# Carry yet?



## kdangler (Jul 29, 2011)

I am a fairly new gun owner (several months) and even a newer permit holder. I have been going to the range often and have shot 100s of rounds and been reading voraciously about all facets of carrying. Now that I have my carry permit I feel the heavy responsibility of the privilege of carrying a deadly weapon. I find myself not carrying because I want to be very able to skillfully handle the situations that might come up. Am I just being afraid or am I being realistic and rational about not wanting to carry until I have a higher level of skill and knowledge.

Thanks for any input!
kevin


----------



## TedDeBearFrmHell (Jul 1, 2011)

hopefully you get this figured out BEFORE you need the gun that you own and have a carry permit for but that you now do not carry because you might need it.

my opinion, and this is just my opinion, you got the gun for a reason, the permit for a reason so carry it in case that reason happens.... your reaction will be alot worse if you need it but were to afraid to carry it. a lifetime of regret if you couldnt prevent harm to a loved one.


----------



## jakeleinen1 (Jul 20, 2011)

TedDeBearFrmHell said:


> my opinion, and this is just my opinion, you got the gun for a reason, the permit for a reason so carry it in case that reason happens.... your reaction will be alot worse if you need it but were to afraid to carry it. a lifetime of regret if you couldnt prevent harm to a loved one.


Well put TedDeBearFrmHell

Rather have it and not need it then need it and not have it


----------



## kdangler (Jul 29, 2011)

Thanks, you make a very good point! I appreciate your honesty and candor.


----------



## TedDeBearFrmHell (Jul 1, 2011)

kdangler said:


> Thanks, you make a very good point! I appreciate your honesty and candor.


many people in my life have come to regret both my honesty and my candor..... hope you dont become one of them....

seriously tho.... when i carry i do so not only because i may need to save my own ass one day but also because i may need to step up and end a bad situation not of my own.

when ever i think about not carrying i remember suzanna hupp , what follows in a excerpt from wiki.....

*"On Wednesday, October 16, 1991, Hupp and her parents were having lunch at the Luby's Cafeteria in Killeen. She had left her gun in her car to comply with Texas state law at the time, which forbade carrying a concealed weapon. When George Hennard drove his truck into the cafeteria and opened fire on the patrons, Hupp instinctively reached into her purse for her weapon, but it was in her vehicle. Her father, Al Gratia, tried to rush Hennard and was shot in the chest. As the gunman reloaded, Hupp escaped through a broken window and believed that her mother, Ursula Gratia, was behind her. Hennard put a gun to her mother's head as she cradled her mortally wounded husband. Hupp's mother and father were killed along with twenty-one other persons. Hennard also wounded some twenty others. As a survivor of the Luby's massacre, Hupp testified across the country in support of concealed-handgun laws. She said that had there been a second chance to prevent the slaughter, she would have violated the Texas law and carried the handgun inside her purse into the restaurant."*

i will not die, nor allow anyone else to , for lack of shooting back.
++++++
STATED EXERCISE 1: Transcribe the listing word for word, starting with its first line and going on through the line with "candlestick — [501, 277, 507, 289]".

Stored dataset entries
++++++
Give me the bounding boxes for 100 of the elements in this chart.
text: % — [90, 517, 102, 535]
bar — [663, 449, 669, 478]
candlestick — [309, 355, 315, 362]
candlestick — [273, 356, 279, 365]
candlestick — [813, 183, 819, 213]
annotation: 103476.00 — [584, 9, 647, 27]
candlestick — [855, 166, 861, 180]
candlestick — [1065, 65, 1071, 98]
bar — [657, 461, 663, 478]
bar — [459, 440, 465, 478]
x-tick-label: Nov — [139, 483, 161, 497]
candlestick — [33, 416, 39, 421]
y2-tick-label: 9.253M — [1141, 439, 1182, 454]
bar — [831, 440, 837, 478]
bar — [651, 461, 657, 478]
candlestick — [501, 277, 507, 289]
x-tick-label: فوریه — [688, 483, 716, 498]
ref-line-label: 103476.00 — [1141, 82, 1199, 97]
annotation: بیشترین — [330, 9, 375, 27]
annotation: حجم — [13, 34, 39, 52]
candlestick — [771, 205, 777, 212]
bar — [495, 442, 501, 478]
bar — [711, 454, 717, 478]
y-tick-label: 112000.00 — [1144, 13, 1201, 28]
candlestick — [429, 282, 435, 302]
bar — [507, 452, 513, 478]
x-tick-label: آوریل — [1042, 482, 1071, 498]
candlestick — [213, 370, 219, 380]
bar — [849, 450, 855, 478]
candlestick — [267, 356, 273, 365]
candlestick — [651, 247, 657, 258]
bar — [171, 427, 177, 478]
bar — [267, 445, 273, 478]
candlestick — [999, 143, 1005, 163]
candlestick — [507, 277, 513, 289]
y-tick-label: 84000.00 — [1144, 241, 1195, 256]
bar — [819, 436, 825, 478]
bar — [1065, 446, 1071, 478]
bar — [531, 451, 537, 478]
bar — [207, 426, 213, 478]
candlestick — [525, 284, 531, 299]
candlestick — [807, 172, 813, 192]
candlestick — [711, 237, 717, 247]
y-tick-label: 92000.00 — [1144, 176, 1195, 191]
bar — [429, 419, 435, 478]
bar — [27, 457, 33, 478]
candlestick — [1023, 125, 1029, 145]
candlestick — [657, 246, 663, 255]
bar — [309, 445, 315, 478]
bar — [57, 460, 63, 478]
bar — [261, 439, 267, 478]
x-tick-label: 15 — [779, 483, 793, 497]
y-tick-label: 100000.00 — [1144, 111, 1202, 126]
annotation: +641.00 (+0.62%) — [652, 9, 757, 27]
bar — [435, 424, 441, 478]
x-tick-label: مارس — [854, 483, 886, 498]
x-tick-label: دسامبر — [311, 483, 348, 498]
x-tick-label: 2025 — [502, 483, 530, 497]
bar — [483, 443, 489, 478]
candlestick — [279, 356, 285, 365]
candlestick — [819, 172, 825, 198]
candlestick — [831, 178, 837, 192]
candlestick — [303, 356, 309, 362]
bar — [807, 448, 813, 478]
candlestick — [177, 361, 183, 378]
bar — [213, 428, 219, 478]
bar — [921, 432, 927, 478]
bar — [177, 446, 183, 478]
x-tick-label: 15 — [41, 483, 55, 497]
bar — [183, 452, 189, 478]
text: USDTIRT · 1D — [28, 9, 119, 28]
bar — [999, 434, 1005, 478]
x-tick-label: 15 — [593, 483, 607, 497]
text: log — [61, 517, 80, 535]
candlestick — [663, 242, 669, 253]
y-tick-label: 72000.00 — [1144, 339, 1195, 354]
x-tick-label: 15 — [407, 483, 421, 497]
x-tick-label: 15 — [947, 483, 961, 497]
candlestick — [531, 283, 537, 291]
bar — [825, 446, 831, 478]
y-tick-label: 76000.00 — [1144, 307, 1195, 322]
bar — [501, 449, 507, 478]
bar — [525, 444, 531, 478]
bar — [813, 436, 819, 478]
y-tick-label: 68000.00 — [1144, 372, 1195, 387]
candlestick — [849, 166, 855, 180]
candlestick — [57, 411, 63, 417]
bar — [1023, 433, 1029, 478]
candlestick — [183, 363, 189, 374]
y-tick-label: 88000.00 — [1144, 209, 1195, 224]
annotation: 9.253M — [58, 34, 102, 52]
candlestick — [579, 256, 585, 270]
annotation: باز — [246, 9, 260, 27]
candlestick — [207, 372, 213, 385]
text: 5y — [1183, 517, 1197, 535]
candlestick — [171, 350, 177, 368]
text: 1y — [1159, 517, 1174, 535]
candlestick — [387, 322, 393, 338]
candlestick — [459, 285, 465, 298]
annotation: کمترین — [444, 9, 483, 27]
++++++
STATED EXERCISE 2:
Answer these questions from the forum thread about carrying a gun:
(a) How long has kdangler been a gun owner?
(b) Where had Hupp left her gun on the day of the Luby's shooting?
(c) Which user's post does jakeleinen1 quote?

WRITTEN ANSWER 1:
Give me the bounding boxes for 100 of the elements in this chart.
text: % — [90, 517, 102, 535]
bar — [663, 449, 669, 478]
candlestick — [309, 355, 315, 362]
candlestick — [273, 356, 279, 365]
candlestick — [813, 183, 819, 213]
annotation: 103476.00 — [584, 9, 647, 27]
candlestick — [855, 166, 861, 180]
candlestick — [1065, 65, 1071, 98]
bar — [657, 461, 663, 478]
bar — [459, 440, 465, 478]
x-tick-label: Nov — [139, 483, 161, 497]
candlestick — [33, 416, 39, 421]
y2-tick-label: 9.253M — [1141, 439, 1182, 454]
bar — [831, 440, 837, 478]
bar — [651, 461, 657, 478]
candlestick — [501, 277, 507, 289]

WRITTEN ANSWER 2:
(a) Several months.
(b) In her car.
(c) TedDeBearFrmHell.